INFORMATION SHOWN:
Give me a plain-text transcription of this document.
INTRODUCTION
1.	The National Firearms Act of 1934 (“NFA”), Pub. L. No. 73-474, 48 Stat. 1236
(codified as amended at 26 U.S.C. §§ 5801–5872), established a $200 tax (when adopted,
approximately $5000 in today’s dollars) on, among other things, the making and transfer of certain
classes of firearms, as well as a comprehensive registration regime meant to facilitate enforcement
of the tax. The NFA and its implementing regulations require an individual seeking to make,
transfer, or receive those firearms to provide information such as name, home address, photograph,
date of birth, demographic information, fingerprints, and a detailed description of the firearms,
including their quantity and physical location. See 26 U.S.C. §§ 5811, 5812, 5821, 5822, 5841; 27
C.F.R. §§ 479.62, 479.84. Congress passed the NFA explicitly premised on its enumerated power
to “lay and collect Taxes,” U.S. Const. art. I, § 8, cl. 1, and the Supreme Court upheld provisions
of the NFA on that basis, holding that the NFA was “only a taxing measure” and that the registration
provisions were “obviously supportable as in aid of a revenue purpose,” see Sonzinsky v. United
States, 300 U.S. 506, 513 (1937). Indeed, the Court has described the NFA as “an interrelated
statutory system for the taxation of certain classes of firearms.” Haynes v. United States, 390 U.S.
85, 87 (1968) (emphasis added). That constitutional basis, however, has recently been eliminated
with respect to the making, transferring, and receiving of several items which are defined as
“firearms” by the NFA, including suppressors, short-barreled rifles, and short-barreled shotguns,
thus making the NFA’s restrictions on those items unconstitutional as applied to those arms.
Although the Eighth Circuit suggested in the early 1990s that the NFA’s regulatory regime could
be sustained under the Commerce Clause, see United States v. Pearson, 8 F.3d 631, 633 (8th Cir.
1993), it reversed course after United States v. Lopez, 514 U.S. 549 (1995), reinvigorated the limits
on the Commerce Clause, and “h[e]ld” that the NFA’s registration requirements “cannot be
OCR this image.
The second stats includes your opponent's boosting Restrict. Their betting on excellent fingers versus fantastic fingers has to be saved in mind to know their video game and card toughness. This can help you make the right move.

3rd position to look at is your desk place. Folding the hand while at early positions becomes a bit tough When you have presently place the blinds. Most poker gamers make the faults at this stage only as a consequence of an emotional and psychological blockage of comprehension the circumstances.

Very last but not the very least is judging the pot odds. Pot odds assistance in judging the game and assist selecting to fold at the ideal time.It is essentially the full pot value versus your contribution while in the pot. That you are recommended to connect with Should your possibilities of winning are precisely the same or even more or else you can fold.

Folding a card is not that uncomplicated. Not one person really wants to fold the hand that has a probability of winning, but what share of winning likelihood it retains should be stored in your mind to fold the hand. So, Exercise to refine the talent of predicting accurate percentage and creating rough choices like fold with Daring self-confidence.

GOAL: Every record above needs to be repeated word for word.

ANSWER IN FULL:
Give me a plain-text transcription of this document.
INTRODUCTION
1.	The National Firearms Act of 1934 (“NFA”), Pub. L. No. 73-474, 48 Stat. 1236
(codified as amended at 26 U.S.C. §§ 5801–5872), established a $200 tax (when adopted,
approximately $5000 in today’s dollars) on, among other things, the making and transfer of certain
classes of firearms, as well as a comprehensive registration regime meant to facilitate enforcement
of the tax. The NFA and its implementing regulations require an individual seeking to make,
transfer, or receive those firearms to provide information such as name, home address, photograph,
date of birth, demographic information, fingerprints, and a detailed description of the firearms,
including their quantity and physical location. See 26 U.S.C. §§ 5811, 5812, 5821, 5822, 5841; 27
C.F.R. §§ 479.62, 479.84. Congress passed the NFA explicitly premised on its enumerated power
to “lay and collect Taxes,” U.S. Const. art. I, § 8, cl. 1, and the Supreme Court upheld provisions
of the NFA on that basis, holding that the NFA was “only a taxing measure” and that the registration
provisions were “obviously supportable as in aid of a revenue purpose,” see Sonzinsky v. United
States, 300 U.S. 506, 513 (1937). Indeed, the Court has described the NFA as “an interrelated
statutory system for the taxation of certain classes of firearms.” Haynes v. United States, 390 U.S.
85, 87 (1968) (emphasis added). That constitutional basis, however, has recently been eliminated
with respect to the making, transferring, and receiving of several items which are defined as
“firearms” by the NFA, including suppressors, short-barreled rifles, and short-barreled shotguns,
thus making the NFA’s restrictions on those items unconstitutional as applied to those arms.
Although the Eighth Circuit suggested in the early 1990s that the NFA’s regulatory regime could
be sustained under the Commerce Clause, see United States v. Pearson, 8 F.3d 631, 633 (8th Cir.
1993), it reversed course after United States v. Lopez, 514 U.S. 549 (1995), reinvigorated the limits
on the Commerce Clause, and “h[e]ld” that the NFA’s registration requirements “cannot be
OCR this image.
The second stats includes your opponent's boosting Restrict. Their betting on excellent fingers versus fantastic fingers has to be saved in mind to know their video game and card toughness. This can help you make the right move.

3rd position to look at is your desk place. Folding the hand while at early positions becomes a bit tough When you have presently place the blinds. Most poker gamers make the faults at this stage only as a consequence of an emotional and psychological blockage of comprehension the circumstances.

Very last but not the very least is judging the pot odds. Pot odds assistance in judging the game and assist selecting to fold at the ideal time.It is essentially the full pot value versus your contribution while in the pot. That you are recommended to connect with Should your possibilities of winning are precisely the same or even more or else you can fold.

Folding a card is not that uncomplicated. Not one person really wants to fold the hand that has a probability of winning, but what share of winning likelihood it retains should be stored in your mind to fold the hand. So, Exercise to refine the talent of predicting accurate percentage and creating rough choices like fold with Daring self-confidence.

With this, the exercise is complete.